**STATED TASK**
Across the entries below, count the lines in which the word "wijzen" occurs. Reply with the count alone.

**DATA PROVIDED**
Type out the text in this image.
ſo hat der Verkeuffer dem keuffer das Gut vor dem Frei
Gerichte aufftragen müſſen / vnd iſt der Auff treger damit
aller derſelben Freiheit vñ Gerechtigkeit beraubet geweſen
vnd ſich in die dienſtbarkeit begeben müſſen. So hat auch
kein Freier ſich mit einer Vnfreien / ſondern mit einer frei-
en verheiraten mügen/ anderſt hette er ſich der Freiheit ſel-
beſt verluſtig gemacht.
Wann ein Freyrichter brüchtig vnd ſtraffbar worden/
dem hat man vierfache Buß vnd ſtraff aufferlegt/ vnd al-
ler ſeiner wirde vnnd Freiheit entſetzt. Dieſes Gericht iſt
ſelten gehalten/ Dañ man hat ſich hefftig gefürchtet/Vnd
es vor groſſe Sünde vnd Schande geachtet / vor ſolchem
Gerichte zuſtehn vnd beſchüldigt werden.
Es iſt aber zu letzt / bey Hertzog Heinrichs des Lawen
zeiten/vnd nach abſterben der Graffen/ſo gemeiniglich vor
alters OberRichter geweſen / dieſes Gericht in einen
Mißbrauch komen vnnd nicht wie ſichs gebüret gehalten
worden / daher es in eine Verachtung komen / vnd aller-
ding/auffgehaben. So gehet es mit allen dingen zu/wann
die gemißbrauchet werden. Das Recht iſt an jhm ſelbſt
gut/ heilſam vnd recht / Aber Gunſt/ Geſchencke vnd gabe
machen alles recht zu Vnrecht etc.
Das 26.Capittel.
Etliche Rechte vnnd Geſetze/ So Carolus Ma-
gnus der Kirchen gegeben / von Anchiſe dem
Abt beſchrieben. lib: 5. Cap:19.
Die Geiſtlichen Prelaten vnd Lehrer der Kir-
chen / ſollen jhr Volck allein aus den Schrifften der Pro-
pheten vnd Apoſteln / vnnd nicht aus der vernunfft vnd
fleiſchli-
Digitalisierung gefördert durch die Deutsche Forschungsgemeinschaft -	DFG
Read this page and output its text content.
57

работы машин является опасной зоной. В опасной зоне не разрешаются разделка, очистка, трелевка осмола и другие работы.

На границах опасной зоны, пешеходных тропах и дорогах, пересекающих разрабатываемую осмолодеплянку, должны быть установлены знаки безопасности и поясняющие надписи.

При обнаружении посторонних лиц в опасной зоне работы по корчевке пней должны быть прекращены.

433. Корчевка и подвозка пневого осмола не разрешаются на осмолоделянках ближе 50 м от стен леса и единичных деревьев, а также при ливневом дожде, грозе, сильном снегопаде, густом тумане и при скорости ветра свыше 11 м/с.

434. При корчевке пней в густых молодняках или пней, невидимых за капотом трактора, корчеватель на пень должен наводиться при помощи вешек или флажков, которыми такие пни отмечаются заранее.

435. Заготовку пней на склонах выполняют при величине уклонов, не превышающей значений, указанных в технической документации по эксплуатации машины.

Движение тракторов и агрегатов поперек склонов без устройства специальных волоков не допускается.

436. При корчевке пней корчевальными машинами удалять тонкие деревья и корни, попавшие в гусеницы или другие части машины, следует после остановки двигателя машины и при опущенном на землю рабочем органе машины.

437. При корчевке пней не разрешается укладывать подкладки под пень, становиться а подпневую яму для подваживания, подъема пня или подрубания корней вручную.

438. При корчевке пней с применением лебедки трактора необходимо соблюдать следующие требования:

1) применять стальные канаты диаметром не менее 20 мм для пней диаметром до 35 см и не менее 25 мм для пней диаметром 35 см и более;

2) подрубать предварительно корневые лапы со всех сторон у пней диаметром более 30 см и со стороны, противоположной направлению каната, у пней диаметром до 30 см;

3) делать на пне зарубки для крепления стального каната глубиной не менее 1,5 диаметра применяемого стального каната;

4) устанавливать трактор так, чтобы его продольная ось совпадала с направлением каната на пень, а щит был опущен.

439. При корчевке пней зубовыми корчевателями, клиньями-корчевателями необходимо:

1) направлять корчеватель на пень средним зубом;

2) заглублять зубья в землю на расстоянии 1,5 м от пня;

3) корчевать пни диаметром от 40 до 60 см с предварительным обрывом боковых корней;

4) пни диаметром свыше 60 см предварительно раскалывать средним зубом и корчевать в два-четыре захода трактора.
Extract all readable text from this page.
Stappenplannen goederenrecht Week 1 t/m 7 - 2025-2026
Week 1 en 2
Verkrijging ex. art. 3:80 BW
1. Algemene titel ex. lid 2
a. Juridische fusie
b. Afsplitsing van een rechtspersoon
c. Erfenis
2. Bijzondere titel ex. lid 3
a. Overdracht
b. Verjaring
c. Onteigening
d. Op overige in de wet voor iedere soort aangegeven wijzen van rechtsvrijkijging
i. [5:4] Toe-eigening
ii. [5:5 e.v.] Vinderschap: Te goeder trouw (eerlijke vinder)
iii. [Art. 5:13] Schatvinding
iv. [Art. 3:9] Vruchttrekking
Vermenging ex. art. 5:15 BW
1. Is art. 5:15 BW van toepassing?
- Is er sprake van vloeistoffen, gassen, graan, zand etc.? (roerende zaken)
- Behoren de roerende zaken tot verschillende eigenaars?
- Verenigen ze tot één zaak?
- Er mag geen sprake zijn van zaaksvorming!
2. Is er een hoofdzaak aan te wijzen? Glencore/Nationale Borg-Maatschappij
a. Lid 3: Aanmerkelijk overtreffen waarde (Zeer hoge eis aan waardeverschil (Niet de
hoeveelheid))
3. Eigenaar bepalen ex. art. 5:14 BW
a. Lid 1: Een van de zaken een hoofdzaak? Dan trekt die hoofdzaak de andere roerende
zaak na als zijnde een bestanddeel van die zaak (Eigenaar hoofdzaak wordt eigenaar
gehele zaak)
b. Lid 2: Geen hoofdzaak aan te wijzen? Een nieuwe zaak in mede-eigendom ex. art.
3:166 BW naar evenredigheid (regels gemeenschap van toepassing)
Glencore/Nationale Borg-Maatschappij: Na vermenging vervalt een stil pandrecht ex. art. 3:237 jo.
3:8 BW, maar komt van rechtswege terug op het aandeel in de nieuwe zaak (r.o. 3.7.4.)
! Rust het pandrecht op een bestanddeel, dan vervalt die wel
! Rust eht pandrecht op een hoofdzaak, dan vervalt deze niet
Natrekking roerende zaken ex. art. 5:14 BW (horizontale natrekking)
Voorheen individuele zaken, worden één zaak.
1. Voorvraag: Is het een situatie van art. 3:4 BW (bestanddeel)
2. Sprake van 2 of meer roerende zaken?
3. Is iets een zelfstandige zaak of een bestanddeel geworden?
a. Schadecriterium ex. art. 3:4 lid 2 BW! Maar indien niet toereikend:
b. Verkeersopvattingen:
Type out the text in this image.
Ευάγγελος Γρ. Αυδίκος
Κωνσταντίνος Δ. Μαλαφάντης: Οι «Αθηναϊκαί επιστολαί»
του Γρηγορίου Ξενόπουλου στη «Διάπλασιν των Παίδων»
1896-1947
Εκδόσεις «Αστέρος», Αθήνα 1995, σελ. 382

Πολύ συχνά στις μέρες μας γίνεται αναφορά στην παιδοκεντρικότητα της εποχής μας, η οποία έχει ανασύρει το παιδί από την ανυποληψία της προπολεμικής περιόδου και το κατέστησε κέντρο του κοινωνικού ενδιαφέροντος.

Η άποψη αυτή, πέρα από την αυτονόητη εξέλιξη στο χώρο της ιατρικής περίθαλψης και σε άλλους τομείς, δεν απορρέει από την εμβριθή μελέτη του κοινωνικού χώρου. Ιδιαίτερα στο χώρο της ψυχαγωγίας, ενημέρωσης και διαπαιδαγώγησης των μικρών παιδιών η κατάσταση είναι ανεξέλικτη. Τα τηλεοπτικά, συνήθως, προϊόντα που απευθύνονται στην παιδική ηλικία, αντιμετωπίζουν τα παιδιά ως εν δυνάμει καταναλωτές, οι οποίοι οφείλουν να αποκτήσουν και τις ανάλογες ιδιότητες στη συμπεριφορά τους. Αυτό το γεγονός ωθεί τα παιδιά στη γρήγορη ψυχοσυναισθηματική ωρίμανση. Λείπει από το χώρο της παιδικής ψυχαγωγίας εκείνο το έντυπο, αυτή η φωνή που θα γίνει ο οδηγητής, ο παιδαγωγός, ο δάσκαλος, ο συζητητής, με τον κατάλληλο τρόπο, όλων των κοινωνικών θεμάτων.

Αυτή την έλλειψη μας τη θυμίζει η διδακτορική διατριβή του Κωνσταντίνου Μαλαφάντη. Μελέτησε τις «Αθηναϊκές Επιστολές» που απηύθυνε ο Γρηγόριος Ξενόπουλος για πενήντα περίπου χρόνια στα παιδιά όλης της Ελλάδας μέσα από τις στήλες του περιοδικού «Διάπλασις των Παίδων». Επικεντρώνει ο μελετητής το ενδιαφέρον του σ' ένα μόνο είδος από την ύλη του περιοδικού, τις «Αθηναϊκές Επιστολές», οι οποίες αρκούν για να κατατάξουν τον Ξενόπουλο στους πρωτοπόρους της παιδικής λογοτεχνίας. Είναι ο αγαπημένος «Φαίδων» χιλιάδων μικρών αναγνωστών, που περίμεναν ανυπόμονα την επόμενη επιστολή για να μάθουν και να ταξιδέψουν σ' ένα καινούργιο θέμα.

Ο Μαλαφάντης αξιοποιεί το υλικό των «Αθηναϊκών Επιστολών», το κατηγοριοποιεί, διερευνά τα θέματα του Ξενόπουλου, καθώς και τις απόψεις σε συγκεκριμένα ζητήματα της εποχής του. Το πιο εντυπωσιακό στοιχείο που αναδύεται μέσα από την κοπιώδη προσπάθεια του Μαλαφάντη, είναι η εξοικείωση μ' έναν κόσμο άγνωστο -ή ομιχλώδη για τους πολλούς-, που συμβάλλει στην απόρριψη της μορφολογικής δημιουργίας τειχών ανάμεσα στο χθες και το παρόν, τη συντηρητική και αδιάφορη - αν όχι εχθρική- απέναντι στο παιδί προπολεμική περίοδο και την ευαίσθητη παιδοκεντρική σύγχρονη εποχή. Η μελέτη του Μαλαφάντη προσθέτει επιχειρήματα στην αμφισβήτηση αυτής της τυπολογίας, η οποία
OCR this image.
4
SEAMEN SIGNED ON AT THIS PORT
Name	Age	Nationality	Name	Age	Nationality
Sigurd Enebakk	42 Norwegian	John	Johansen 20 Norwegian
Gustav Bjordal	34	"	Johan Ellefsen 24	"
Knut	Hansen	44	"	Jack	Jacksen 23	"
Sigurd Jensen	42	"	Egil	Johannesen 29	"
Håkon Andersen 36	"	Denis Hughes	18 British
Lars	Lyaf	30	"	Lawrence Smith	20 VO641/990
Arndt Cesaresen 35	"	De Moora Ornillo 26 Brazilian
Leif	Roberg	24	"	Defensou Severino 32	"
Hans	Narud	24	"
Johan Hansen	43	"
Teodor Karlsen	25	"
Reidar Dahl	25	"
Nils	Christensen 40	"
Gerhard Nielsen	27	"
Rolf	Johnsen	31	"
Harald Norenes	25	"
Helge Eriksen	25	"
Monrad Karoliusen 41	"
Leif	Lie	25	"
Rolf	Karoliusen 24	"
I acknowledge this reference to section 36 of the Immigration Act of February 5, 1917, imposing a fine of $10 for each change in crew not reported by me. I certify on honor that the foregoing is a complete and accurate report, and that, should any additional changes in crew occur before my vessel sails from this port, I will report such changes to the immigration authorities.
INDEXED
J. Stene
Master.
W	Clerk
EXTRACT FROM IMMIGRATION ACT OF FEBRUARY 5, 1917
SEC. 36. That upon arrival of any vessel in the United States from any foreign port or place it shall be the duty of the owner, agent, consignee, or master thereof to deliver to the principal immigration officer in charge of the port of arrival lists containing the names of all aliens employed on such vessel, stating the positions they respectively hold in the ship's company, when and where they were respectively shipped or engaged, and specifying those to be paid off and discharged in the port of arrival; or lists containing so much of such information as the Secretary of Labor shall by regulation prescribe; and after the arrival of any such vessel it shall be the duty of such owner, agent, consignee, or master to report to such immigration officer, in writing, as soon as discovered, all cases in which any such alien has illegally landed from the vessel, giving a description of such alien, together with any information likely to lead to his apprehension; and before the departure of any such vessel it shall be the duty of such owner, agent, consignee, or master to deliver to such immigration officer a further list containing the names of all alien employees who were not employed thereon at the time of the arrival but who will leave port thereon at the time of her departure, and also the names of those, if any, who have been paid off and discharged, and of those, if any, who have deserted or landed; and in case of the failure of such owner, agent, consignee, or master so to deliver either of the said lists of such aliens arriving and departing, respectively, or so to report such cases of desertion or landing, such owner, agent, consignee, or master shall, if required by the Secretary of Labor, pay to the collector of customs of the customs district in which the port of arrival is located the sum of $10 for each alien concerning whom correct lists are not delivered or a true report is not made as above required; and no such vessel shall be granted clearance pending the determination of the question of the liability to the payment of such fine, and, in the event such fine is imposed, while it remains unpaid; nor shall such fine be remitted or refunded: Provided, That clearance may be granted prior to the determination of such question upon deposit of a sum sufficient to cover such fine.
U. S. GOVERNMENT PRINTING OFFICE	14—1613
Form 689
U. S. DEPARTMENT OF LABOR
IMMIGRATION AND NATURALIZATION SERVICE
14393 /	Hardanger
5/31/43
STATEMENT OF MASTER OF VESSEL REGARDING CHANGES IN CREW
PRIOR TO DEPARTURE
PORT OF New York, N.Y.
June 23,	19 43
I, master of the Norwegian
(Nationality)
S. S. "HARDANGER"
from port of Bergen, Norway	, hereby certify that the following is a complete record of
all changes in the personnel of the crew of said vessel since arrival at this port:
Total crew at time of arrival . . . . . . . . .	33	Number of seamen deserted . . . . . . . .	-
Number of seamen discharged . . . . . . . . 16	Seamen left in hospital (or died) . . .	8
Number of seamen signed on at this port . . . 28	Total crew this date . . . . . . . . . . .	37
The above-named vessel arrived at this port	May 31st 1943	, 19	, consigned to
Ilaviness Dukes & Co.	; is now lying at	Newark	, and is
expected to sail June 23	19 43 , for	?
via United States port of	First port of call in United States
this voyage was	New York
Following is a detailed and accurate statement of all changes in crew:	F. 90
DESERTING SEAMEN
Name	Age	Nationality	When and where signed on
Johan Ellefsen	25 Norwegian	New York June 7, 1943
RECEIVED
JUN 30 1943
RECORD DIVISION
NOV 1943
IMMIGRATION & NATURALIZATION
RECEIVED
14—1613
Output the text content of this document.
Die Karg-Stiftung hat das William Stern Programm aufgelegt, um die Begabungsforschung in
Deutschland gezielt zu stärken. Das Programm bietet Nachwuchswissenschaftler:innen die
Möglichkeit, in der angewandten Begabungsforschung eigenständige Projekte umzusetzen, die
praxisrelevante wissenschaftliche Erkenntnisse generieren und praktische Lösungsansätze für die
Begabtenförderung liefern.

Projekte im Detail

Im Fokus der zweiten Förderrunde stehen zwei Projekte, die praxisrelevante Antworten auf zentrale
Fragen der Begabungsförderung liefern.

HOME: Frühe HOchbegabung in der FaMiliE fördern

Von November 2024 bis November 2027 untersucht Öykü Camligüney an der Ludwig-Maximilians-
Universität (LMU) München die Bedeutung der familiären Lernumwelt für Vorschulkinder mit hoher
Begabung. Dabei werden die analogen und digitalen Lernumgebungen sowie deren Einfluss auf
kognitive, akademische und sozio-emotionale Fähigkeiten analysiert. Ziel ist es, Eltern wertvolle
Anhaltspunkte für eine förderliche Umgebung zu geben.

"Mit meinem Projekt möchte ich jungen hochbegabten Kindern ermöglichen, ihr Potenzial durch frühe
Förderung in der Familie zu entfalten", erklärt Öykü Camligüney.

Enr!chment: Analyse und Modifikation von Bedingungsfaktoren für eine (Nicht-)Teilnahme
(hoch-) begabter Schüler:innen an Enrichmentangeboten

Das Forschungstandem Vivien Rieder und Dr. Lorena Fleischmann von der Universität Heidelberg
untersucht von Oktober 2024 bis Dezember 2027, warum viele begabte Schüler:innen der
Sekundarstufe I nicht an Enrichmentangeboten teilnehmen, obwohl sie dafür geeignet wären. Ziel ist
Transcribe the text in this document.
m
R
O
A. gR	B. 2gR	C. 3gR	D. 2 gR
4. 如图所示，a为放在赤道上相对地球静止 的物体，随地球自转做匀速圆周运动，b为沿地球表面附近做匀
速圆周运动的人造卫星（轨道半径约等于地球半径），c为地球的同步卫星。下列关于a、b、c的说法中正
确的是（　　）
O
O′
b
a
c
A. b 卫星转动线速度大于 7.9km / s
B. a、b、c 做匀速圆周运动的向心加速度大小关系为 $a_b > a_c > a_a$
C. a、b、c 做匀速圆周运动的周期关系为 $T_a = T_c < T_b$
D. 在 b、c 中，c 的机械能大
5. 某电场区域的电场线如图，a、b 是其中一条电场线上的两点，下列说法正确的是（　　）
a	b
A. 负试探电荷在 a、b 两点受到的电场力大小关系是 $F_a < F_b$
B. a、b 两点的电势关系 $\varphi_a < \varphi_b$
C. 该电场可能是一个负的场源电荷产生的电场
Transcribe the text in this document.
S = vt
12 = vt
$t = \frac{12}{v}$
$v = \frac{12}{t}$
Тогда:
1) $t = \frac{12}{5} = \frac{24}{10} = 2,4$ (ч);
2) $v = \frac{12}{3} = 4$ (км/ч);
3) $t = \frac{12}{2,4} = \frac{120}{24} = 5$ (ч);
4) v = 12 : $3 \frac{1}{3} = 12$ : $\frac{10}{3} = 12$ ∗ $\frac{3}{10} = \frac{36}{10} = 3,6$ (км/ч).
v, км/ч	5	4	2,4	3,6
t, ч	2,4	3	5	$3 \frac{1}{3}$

**EXPECTED OUTPUT**
3